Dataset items
-- Start --
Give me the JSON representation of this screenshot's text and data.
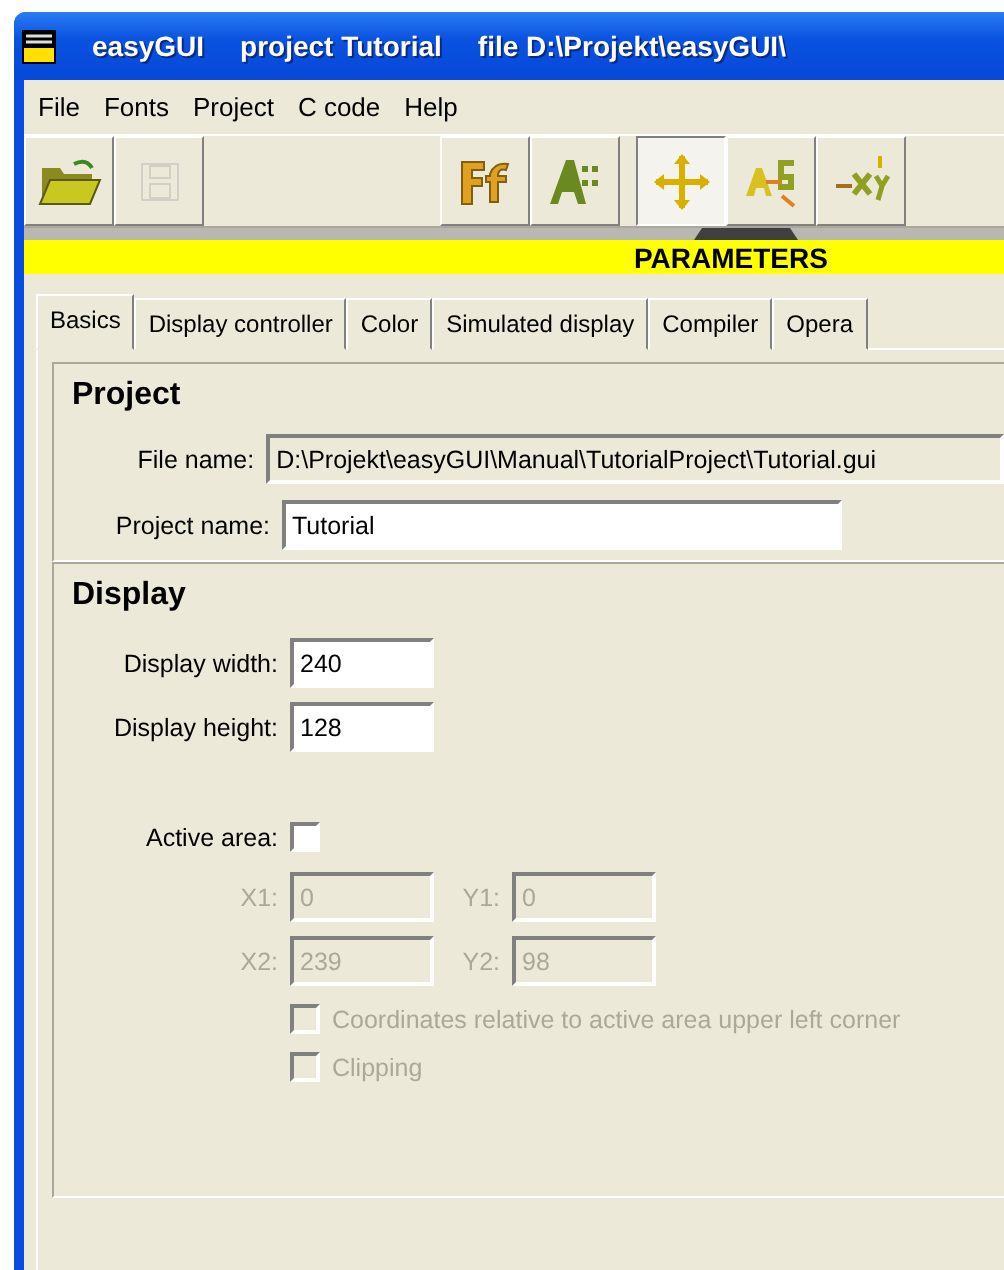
{
  "window": {
    "title_parts": [
      "easyGUI",
      "project Tutorial",
      "file D:\\Projekt\\easyGUI\\"
    ]
  },
  "menu": [
    "File",
    "Fonts",
    "Project",
    "C code",
    "Help"
  ],
  "toolbar": [
    {
      "kind": "open",
      "disabled": false,
      "pressed": false
    },
    {
      "kind": "save",
      "disabled": true,
      "pressed": false
    },
    {
      "kind": "fonts",
      "disabled": false,
      "pressed": false
    },
    {
      "kind": "chars",
      "disabled": false,
      "pressed": false
    },
    {
      "kind": "move",
      "disabled": false,
      "pressed": true
    },
    {
      "kind": "order",
      "disabled": false,
      "pressed": false
    },
    {
      "kind": "coords",
      "disabled": false,
      "pressed": false
    }
  ],
  "section_bar": "PARAMETERS",
  "tabs": [
    {
      "label": "Basics",
      "selected": true
    },
    {
      "label": "Display controller",
      "selected": false
    },
    {
      "label": "Color",
      "selected": false
    },
    {
      "label": "Simulated display",
      "selected": false
    },
    {
      "label": "Compiler",
      "selected": false
    },
    {
      "label": "Opera",
      "selected": false
    }
  ],
  "project": {
    "heading": "Project",
    "file_name": {
      "label": "File name:",
      "value": "D:\\Projekt\\easyGUI\\Manual\\TutorialProject\\Tutorial.gui",
      "readonly": true
    },
    "project_name": {
      "label": "Project name:",
      "value": "Tutorial",
      "readonly": false
    }
  },
  "display": {
    "heading": "Display",
    "width": {
      "label": "Display width:",
      "value": "240"
    },
    "height": {
      "label": "Display height:",
      "value": "128"
    },
    "active_area": {
      "label": "Active area:",
      "checked": false
    },
    "coords": [
      {
        "label": "X1:",
        "value": "0",
        "disabled": true
      },
      {
        "label": "Y1:",
        "value": "0",
        "disabled": true
      },
      {
        "label": "X2:",
        "value": "239",
        "disabled": true
      },
      {
        "label": "Y2:",
        "value": "98",
        "disabled": true
      }
    ],
    "options": [
      {
        "label": "Coordinates relative to active area upper left corner",
        "checked": false,
        "disabled": true
      },
      {
        "label": "Clipping",
        "checked": false,
        "disabled": true
      }
    ]
  }
}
-- End --
* _TASK DETAILS_
Show the lines of the data that hold the word "kind".

* _RESPONSE_
      "kind": "open",
      "kind": "save",
      "kind": "fonts",
      "kind": "chars",
      "kind": "move",
      "kind": "order",
      "kind": "coords",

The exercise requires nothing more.